• _The task_
Take every line from the listing below that contains "bold".

• _Available data_
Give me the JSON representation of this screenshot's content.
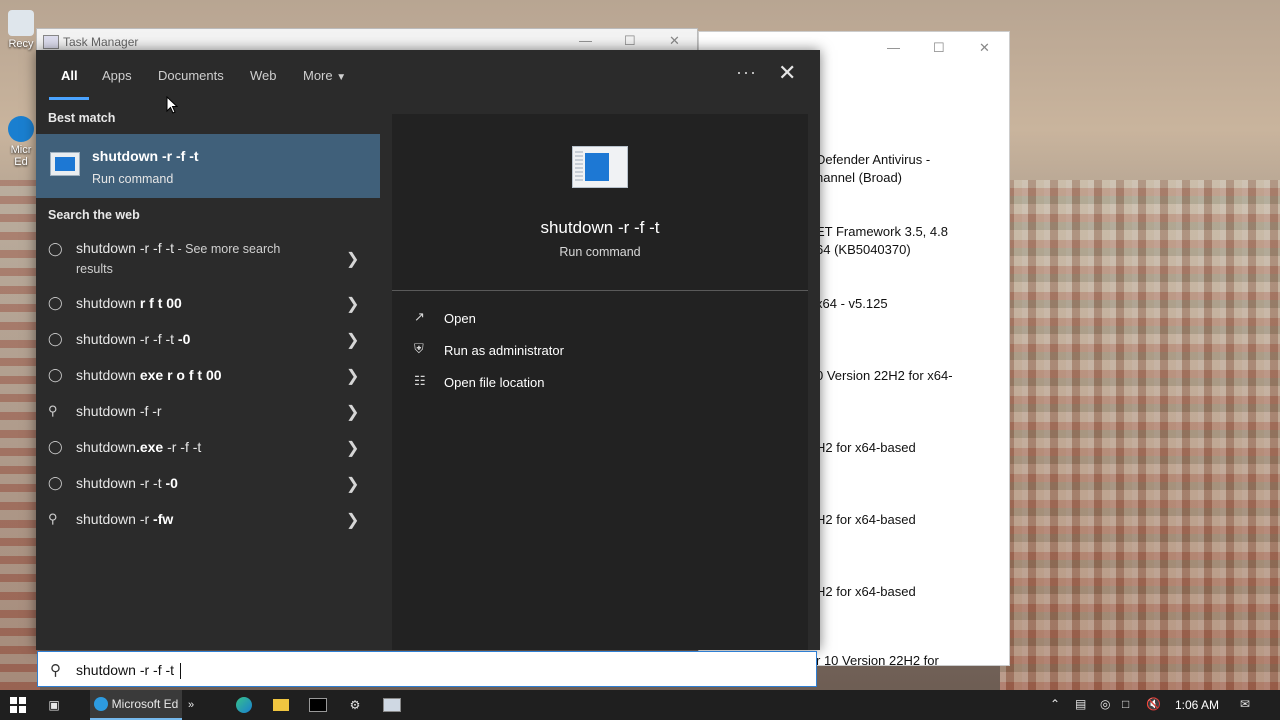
{
  "desktop": {
    "icons": [
      "Recy",
      "Micr\nEd"
    ]
  },
  "task_manager": {
    "title": "Task Manager"
  },
  "update_window": {
    "lines": [
      "Defender Antivirus -",
      "nannel (Broad)",
      "ET Framework 3.5, 4.8",
      "64 (KB5040370)",
      "x64 - v5.125",
      "0 Version 22H2 for x64-",
      "H2 for x64-based",
      "H2 for x64-based",
      "H2 for x64-based",
      "r 10 Version 22H2 for"
    ]
  },
  "search": {
    "tabs": [
      "All",
      "Apps",
      "Documents",
      "Web",
      "More"
    ],
    "best_match_heading": "Best match",
    "best_match": {
      "title": "shutdown -r -f -t",
      "subtitle": "Run command"
    },
    "web_heading": "Search the web",
    "suggestions": [
      {
        "icon": "search-bubble-icon",
        "plain": "shutdown -r -f -t",
        "bold": "",
        "extra": " - See more search",
        "extra2": "results"
      },
      {
        "icon": "search-bubble-icon",
        "plain": "shutdown ",
        "bold": "r f t 00",
        "extra": "",
        "extra2": ""
      },
      {
        "icon": "search-bubble-icon",
        "plain": "shutdown -r -f -t ",
        "bold": "-0",
        "extra": "",
        "extra2": ""
      },
      {
        "icon": "search-bubble-icon",
        "plain": "shutdown ",
        "bold": "exe r o f t 00",
        "extra": "",
        "extra2": ""
      },
      {
        "icon": "magnifier-icon",
        "plain": "shutdown -f -r",
        "bold": "",
        "extra": "",
        "extra2": ""
      },
      {
        "icon": "search-bubble-icon",
        "plain": "shutdown",
        "bold": ".exe",
        "rest": " -r -f -t",
        "extra": "",
        "extra2": ""
      },
      {
        "icon": "search-bubble-icon",
        "plain": "shutdown -r -t ",
        "bold": "-0",
        "extra": "",
        "extra2": ""
      },
      {
        "icon": "magnifier-icon",
        "plain": "shutdown -r ",
        "bold": "-fw",
        "extra": "",
        "extra2": ""
      }
    ],
    "preview": {
      "name": "shutdown -r -f -t",
      "type": "Run command",
      "actions": [
        "Open",
        "Run as administrator",
        "Open file location"
      ]
    },
    "query": "shutdown -r -f -t "
  },
  "taskbar": {
    "edge_label": "Microsoft Ed",
    "time": "1:06 AM"
  },
  "colors": {
    "accent": "#4aa3ff",
    "best_match_bg": "#40607a",
    "flyout_bg": "#2b2b2b"
  }
}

• _Solution for this problem_
        "bold": "",
        "bold": "r f t 00",
        "bold": "-0",
        "bold": "exe r o f t 00",
        "bold": "",
        "bold": ".exe",
        "bold": "-0",
        "bold": "-fw",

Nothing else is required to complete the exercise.